Return the number of lines in which the word "JSON" appears; add nothing else.

[Dataset items]
:::::
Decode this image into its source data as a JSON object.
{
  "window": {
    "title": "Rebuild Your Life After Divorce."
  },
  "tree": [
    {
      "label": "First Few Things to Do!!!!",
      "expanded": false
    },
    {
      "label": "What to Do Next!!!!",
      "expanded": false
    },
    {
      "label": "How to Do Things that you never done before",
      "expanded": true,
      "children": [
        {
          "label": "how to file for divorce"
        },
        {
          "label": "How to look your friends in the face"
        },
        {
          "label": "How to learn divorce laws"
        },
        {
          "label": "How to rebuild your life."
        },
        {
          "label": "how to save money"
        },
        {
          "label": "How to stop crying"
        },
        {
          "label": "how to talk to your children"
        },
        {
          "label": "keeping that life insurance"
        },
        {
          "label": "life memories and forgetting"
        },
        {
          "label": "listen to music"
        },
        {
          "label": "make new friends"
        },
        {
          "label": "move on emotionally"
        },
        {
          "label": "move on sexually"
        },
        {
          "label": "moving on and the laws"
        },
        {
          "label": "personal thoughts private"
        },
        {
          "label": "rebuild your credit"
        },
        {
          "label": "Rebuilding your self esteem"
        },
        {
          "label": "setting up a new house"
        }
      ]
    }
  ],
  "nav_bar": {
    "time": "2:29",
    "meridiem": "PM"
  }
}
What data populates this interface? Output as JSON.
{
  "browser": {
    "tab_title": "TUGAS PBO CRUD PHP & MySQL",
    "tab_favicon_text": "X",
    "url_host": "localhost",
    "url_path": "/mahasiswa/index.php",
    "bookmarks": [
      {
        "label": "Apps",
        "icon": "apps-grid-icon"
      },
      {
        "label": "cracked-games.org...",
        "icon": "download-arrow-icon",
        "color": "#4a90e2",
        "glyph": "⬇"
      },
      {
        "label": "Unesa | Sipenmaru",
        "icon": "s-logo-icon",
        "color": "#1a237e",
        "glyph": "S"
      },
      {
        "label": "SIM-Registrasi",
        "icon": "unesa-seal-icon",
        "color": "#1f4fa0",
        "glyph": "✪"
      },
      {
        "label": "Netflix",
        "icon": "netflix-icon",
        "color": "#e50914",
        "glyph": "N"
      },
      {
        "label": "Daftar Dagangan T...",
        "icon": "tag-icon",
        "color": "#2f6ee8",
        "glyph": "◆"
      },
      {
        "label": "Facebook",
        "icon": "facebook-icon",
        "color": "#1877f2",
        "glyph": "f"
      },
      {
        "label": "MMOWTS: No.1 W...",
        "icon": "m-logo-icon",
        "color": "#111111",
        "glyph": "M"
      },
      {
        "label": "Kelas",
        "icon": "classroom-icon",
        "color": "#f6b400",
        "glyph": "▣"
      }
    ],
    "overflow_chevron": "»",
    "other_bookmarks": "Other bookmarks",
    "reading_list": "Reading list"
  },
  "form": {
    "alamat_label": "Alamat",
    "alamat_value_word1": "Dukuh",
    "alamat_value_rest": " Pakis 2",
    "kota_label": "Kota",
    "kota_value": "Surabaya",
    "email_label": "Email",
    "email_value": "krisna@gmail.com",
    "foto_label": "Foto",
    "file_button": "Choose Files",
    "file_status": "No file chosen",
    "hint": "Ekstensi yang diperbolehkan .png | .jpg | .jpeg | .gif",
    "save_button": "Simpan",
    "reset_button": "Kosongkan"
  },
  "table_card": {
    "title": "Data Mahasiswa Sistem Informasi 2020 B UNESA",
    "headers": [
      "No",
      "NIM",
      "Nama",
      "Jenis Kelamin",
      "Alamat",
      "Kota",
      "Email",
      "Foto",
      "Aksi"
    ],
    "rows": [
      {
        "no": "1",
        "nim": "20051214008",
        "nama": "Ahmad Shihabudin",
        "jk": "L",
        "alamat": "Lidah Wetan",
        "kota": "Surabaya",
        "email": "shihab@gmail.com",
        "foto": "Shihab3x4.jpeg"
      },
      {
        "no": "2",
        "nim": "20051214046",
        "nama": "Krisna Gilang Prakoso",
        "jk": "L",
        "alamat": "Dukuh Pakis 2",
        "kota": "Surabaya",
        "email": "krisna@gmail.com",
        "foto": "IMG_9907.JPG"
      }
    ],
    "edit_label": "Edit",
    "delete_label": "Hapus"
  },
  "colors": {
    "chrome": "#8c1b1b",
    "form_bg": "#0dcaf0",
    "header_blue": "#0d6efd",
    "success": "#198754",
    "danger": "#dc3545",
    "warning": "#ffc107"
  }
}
:::::
[WRITTEN RESPONSE]
2